Problem details -
Gather the lines below that include the string "name", copying each in full.

Given records -
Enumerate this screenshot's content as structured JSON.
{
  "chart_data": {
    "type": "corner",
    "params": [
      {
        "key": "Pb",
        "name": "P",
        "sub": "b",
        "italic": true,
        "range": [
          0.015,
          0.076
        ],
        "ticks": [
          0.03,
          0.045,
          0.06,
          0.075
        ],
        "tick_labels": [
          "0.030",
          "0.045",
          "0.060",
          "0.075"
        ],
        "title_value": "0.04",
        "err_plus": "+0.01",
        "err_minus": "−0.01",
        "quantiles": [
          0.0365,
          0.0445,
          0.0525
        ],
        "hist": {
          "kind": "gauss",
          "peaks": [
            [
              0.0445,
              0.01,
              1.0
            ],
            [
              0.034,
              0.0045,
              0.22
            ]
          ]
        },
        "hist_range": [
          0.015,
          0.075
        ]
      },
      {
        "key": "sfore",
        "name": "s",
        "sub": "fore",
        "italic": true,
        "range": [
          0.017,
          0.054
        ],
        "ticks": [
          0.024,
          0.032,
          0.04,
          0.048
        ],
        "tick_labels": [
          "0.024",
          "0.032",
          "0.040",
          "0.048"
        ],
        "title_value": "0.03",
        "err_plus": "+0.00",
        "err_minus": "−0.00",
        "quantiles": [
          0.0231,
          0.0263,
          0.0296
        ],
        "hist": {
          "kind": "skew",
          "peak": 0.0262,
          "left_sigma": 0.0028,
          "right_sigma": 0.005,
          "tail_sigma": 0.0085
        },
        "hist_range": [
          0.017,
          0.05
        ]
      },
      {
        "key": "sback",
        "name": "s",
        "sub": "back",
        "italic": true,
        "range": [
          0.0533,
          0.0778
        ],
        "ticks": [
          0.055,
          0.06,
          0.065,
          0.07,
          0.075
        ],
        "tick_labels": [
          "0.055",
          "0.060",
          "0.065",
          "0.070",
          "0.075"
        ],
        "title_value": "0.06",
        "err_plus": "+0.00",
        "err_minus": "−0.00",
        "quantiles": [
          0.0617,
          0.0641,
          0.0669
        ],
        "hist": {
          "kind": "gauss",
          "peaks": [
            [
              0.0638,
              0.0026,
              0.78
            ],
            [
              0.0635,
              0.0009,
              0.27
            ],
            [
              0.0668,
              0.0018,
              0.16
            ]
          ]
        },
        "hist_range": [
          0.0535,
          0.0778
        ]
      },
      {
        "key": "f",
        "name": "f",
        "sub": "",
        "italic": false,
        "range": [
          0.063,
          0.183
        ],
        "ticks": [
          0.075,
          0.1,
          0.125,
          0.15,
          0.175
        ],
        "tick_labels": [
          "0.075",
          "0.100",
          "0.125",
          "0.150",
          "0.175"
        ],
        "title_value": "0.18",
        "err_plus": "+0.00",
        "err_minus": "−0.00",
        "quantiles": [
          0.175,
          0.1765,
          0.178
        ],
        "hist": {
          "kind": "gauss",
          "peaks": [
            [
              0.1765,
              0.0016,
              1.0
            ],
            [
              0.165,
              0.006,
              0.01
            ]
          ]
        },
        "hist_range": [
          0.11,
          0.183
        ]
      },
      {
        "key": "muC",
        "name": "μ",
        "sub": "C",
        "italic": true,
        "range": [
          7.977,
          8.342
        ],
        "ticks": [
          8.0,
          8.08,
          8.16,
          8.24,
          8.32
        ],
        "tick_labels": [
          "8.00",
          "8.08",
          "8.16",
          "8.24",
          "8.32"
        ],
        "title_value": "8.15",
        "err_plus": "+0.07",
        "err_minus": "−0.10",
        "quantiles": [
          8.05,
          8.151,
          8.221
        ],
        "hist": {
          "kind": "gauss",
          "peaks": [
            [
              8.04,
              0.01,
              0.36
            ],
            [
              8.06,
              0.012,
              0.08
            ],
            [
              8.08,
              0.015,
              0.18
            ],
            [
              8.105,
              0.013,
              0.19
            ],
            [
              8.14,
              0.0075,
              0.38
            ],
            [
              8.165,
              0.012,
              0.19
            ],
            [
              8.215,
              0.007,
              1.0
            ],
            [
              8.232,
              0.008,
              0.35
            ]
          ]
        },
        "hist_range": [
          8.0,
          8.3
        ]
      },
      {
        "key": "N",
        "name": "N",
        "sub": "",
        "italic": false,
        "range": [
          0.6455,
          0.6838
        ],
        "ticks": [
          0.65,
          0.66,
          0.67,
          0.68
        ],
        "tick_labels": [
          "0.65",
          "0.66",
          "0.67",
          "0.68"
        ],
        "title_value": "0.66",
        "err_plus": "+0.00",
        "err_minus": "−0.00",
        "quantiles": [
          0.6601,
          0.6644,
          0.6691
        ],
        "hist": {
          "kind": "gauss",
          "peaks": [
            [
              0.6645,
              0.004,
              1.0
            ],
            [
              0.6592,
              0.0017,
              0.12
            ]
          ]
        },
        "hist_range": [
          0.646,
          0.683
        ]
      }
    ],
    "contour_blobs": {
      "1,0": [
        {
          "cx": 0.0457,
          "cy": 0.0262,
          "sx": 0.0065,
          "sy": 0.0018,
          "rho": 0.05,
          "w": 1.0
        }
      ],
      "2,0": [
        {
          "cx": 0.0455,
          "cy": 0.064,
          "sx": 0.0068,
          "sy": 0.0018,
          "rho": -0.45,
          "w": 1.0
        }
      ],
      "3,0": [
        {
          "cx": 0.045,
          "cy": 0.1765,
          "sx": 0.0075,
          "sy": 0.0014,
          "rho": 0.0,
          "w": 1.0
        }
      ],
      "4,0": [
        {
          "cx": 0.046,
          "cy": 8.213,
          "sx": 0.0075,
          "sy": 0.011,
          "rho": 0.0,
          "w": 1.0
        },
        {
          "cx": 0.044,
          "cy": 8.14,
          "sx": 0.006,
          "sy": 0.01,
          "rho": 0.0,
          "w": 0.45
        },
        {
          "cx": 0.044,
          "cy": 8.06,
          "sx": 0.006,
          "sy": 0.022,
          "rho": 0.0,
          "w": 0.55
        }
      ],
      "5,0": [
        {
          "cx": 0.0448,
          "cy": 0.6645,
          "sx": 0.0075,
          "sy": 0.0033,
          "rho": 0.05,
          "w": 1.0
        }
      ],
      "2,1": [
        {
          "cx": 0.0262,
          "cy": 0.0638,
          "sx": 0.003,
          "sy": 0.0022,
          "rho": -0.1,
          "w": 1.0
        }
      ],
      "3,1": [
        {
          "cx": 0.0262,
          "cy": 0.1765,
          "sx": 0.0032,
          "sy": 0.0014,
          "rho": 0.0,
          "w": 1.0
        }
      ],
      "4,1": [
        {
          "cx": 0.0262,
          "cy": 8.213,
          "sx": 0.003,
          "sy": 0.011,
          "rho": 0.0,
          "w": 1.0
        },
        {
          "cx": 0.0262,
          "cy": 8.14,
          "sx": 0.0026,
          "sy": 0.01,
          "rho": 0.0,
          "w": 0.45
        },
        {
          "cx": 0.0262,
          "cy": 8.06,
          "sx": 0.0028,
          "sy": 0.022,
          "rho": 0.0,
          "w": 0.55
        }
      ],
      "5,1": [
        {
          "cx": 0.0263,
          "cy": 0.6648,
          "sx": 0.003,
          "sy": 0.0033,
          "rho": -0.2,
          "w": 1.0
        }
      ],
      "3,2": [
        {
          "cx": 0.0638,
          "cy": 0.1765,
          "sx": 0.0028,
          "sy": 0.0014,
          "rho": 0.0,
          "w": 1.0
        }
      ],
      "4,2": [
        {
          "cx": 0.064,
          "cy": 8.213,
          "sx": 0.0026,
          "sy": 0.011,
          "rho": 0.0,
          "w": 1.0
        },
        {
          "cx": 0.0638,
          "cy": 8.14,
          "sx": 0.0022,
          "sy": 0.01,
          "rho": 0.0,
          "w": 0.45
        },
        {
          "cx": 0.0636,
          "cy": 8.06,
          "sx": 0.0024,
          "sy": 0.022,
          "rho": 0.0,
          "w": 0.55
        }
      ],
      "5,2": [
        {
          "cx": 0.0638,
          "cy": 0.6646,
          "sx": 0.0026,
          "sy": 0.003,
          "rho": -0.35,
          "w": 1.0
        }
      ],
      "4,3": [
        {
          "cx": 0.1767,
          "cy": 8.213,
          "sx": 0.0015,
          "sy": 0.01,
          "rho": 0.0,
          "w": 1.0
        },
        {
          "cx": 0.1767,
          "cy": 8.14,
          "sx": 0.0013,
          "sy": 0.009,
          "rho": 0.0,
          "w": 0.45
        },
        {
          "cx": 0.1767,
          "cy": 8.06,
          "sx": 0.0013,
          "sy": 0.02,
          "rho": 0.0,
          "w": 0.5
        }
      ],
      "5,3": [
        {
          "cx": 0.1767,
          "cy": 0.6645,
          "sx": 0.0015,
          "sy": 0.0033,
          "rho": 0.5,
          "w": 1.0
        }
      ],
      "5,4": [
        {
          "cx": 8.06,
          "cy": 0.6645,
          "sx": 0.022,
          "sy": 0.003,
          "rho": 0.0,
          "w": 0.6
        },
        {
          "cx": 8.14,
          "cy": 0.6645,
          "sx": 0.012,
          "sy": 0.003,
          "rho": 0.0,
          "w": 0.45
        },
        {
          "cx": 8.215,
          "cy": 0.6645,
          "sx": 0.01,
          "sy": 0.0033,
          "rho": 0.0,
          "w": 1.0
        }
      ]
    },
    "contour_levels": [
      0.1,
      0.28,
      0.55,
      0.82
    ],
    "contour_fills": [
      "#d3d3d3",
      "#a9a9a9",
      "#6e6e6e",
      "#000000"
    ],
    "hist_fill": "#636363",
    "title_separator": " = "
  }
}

Task response -
        "name": "P",
        "name": "s",
        "name": "s",
        "name": "f",
        "name": "μ",
        "name": "N",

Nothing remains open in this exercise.